__CHALLENGE__: Extract each line of the records below that contains the word "Answer".

# START OF DATA SUPPLIED

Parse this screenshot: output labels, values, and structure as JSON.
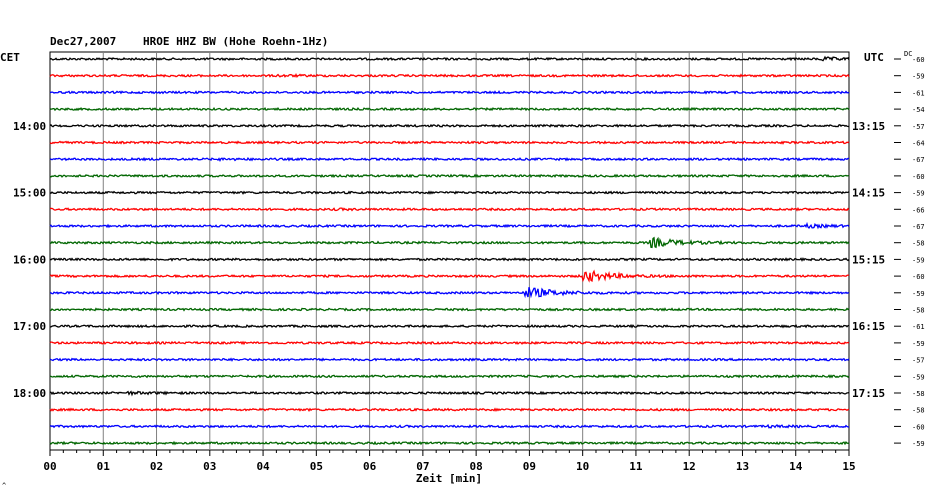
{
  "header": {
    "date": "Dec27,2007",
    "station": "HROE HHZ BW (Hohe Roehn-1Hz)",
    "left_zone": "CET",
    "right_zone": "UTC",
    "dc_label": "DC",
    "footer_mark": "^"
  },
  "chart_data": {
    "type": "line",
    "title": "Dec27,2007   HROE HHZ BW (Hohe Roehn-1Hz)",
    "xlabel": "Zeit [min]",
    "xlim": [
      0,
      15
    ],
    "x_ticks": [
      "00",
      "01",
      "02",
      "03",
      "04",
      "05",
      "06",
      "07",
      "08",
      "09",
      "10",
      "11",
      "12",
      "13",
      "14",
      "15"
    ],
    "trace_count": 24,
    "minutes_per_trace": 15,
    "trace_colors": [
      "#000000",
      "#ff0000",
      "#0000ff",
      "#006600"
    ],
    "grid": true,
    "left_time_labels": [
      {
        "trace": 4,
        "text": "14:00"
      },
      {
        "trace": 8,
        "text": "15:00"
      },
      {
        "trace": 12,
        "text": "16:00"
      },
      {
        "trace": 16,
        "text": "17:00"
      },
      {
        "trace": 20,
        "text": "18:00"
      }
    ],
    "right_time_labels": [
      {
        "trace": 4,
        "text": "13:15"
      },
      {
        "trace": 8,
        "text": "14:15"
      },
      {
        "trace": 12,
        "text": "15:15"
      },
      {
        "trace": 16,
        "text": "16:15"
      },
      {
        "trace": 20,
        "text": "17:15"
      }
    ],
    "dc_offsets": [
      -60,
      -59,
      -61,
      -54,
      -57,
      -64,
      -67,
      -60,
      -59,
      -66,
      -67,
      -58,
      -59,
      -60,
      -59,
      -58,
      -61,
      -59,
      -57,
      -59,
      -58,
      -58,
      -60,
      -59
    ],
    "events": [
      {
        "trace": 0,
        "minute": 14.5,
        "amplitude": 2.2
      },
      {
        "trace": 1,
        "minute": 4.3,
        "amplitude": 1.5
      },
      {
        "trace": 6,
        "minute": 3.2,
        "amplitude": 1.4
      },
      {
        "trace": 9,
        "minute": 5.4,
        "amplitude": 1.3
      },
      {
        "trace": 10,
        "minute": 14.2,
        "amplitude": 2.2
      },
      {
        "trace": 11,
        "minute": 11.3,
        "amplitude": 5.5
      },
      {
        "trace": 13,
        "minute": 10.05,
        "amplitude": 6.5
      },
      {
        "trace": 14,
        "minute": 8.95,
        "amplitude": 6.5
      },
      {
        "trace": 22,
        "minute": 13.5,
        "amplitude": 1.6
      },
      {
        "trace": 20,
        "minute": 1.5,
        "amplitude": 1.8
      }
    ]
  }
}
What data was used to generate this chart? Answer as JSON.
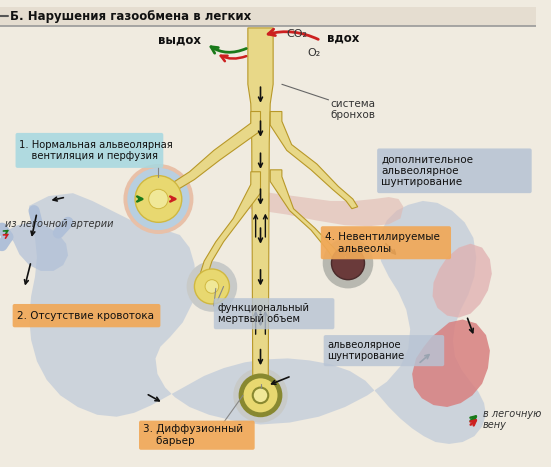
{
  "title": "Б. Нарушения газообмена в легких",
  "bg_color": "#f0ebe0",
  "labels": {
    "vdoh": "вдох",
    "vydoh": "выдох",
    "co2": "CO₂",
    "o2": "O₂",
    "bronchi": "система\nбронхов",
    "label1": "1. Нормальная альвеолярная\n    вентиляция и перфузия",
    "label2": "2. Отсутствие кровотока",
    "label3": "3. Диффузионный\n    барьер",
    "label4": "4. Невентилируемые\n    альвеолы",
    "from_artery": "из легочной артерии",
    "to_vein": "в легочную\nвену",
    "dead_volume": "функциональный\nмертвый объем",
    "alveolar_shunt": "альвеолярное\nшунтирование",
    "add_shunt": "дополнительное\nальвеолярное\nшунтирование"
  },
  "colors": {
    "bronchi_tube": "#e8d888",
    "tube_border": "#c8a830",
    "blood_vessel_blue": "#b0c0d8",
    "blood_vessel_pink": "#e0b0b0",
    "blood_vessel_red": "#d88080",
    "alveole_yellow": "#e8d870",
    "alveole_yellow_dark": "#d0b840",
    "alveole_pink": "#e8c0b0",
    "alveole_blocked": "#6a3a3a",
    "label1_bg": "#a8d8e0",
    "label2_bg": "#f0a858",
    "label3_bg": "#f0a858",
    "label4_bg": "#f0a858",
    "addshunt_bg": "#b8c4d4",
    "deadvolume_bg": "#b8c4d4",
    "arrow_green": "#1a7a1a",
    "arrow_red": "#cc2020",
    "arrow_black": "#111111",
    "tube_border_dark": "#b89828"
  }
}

# END OF DATA SUPPLIED
# START OF DATA SUPPLIED

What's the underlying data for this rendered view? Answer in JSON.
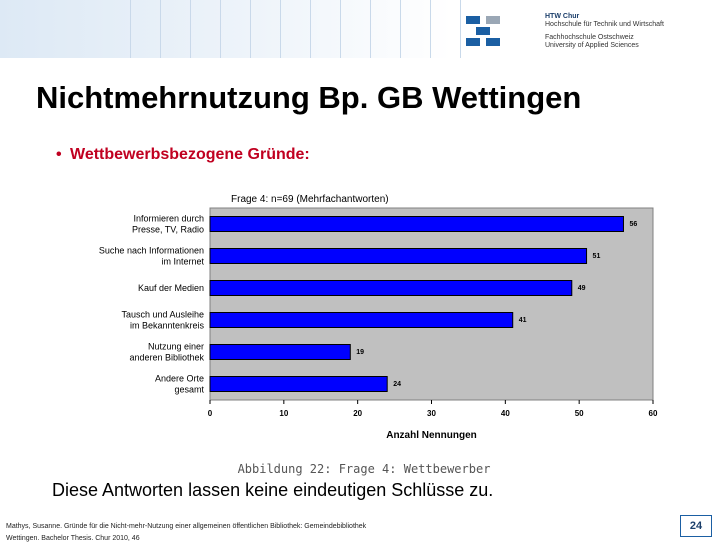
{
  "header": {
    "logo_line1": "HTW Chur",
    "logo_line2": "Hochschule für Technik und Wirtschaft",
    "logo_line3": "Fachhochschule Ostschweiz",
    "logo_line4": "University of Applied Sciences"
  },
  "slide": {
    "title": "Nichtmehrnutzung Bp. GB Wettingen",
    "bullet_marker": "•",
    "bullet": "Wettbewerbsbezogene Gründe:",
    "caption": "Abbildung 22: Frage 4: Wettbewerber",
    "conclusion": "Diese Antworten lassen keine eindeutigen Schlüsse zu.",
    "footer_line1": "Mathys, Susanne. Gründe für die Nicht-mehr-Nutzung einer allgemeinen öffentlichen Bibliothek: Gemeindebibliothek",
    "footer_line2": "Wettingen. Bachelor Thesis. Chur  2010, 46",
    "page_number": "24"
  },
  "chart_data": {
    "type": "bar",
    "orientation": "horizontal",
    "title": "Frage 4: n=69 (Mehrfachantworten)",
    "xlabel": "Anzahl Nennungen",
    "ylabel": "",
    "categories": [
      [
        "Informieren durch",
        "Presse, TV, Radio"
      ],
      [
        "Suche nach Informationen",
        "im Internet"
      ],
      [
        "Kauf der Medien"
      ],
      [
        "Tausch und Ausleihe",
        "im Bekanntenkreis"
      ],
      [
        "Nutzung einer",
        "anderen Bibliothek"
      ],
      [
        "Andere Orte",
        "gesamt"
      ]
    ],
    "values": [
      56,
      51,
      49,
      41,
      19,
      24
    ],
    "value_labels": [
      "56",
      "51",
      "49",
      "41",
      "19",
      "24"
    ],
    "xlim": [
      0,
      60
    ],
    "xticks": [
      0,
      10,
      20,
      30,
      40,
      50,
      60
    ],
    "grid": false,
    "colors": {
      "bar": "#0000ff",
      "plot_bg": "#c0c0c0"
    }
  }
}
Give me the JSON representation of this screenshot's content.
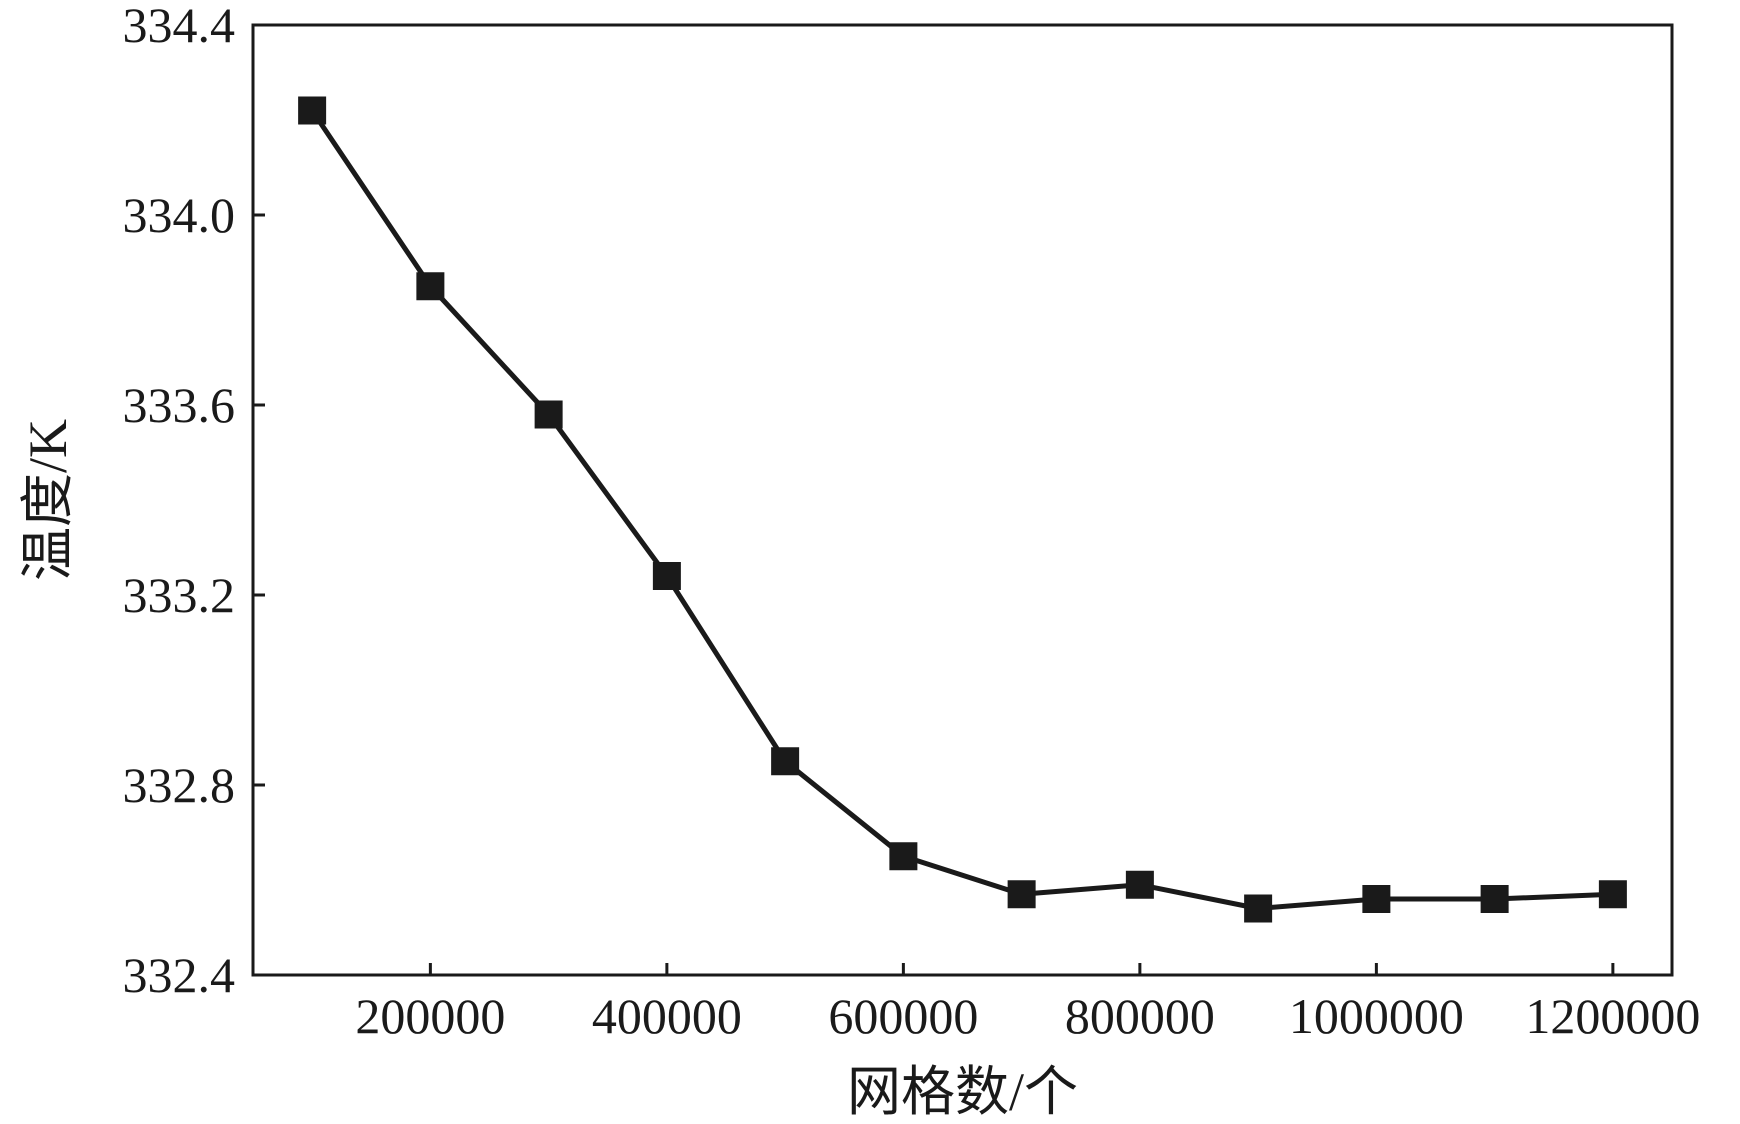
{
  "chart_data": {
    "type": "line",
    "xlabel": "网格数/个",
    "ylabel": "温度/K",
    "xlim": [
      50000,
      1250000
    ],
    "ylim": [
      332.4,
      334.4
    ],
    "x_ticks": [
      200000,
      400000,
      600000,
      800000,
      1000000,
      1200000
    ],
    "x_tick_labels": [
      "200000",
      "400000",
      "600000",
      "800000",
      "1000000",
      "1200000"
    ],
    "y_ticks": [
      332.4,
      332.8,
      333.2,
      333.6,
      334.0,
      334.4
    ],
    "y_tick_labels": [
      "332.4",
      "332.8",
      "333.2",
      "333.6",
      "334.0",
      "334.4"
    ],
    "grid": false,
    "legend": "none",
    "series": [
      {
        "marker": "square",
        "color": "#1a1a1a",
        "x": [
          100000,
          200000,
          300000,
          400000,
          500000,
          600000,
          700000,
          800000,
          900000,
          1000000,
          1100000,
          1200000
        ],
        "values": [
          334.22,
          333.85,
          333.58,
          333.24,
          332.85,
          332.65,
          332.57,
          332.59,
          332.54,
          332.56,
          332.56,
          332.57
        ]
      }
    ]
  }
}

# END OF DATA SUPPLIED

__RESPONSE TO THIS EXERCISE__:
What data was used to generate this chart? Answer as JSON.
What's the underlying data for this rendered view? Answer in JSON.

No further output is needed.